WHAT YOU WILL DO:
Copy the data below exactly.

═══ ENTRIES

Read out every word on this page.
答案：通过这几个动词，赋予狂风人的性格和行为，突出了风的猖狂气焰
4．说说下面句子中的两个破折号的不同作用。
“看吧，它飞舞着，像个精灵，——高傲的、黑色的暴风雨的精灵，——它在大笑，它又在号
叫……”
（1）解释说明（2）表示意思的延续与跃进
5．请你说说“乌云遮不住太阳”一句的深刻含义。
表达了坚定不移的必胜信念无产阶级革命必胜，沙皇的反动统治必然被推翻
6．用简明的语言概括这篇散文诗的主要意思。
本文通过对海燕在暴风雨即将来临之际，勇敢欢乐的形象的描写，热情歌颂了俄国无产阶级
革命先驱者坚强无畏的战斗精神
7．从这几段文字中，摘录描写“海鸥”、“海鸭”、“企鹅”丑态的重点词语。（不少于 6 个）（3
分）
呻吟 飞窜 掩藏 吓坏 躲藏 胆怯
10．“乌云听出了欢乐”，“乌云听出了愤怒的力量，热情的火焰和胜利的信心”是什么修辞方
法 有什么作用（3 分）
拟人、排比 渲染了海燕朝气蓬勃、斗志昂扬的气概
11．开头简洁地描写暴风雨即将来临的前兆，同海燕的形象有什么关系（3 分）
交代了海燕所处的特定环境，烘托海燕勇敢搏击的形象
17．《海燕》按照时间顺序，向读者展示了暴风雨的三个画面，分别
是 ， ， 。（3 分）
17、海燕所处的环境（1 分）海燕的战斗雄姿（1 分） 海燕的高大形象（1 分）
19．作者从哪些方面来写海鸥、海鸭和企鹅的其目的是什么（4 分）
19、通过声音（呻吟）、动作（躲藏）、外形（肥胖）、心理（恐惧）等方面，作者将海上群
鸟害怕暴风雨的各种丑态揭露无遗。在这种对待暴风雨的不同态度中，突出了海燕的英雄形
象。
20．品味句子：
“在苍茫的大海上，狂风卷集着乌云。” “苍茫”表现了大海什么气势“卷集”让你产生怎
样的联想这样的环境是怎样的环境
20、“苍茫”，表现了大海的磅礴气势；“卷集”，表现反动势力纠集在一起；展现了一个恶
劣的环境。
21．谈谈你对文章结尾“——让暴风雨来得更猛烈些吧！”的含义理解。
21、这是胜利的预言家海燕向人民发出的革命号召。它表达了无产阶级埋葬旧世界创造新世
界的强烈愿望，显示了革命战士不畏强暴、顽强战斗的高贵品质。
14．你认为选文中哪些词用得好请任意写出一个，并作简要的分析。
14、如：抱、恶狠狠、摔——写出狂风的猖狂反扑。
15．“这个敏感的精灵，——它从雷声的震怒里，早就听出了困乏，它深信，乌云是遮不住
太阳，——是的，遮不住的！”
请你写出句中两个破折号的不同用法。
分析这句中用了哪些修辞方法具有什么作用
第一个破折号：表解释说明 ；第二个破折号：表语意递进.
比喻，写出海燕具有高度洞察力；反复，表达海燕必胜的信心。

══════

EXERCISE SOLUTION:
Read out every word on this page.
答案：通过这几个动词，赋予狂风人的性格和行为，突出了风的猖狂气焰
4．说说下面句子中的两个破折号的不同作用。
“看吧，它飞舞着，像个精灵，——高傲的、黑色的暴风雨的精灵，——它在大笑，它又在号
叫……”
（1）解释说明（2）表示意思的延续与跃进
5．请你说说“乌云遮不住太阳”一句的深刻含义。
表达了坚定不移的必胜信念无产阶级革命必胜，沙皇的反动统治必然被推翻
6．用简明的语言概括这篇散文诗的主要意思。
本文通过对海燕在暴风雨即将来临之际，勇敢欢乐的形象的描写，热情歌颂了俄国无产阶级
革命先驱者坚强无畏的战斗精神
7．从这几段文字中，摘录描写“海鸥”、“海鸭”、“企鹅”丑态的重点词语。（不少于 6 个）（3
分）
呻吟 飞窜 掩藏 吓坏 躲藏 胆怯
10．“乌云听出了欢乐”，“乌云听出了愤怒的力量，热情的火焰和胜利的信心”是什么修辞方
法 有什么作用（3 分）
拟人、排比 渲染了海燕朝气蓬勃、斗志昂扬的气概
11．开头简洁地描写暴风雨即将来临的前兆，同海燕的形象有什么关系（3 分）
交代了海燕所处的特定环境，烘托海燕勇敢搏击的形象
17．《海燕》按照时间顺序，向读者展示了暴风雨的三个画面，分别
是 ， ， 。（3 分）
17、海燕所处的环境（1 分）海燕的战斗雄姿（1 分） 海燕的高大形象（1 分）
19．作者从哪些方面来写海鸥、海鸭和企鹅的其目的是什么（4 分）
19、通过声音（呻吟）、动作（躲藏）、外形（肥胖）、心理（恐惧）等方面，作者将海上群
鸟害怕暴风雨的各种丑态揭露无遗。在这种对待暴风雨的不同态度中，突出了海燕的英雄形
象。
20．品味句子：
“在苍茫的大海上，狂风卷集着乌云。” “苍茫”表现了大海什么气势“卷集”让你产生怎
样的联想这样的环境是怎样的环境
20、“苍茫”，表现了大海的磅礴气势；“卷集”，表现反动势力纠集在一起；展现了一个恶
劣的环境。
21．谈谈你对文章结尾“——让暴风雨来得更猛烈些吧！”的含义理解。
21、这是胜利的预言家海燕向人民发出的革命号召。它表达了无产阶级埋葬旧世界创造新世
界的强烈愿望，显示了革命战士不畏强暴、顽强战斗的高贵品质。
14．你认为选文中哪些词用得好请任意写出一个，并作简要的分析。
14、如：抱、恶狠狠、摔——写出狂风的猖狂反扑。
15．“这个敏感的精灵，——它从雷声的震怒里，早就听出了困乏，它深信，乌云是遮不住
太阳，——是的，遮不住的！”
请你写出句中两个破折号的不同用法。
分析这句中用了哪些修辞方法具有什么作用
第一个破折号：表解释说明 ；第二个破折号：表语意递进.
比喻，写出海燕具有高度洞察力；反复，表达海燕必胜的信心。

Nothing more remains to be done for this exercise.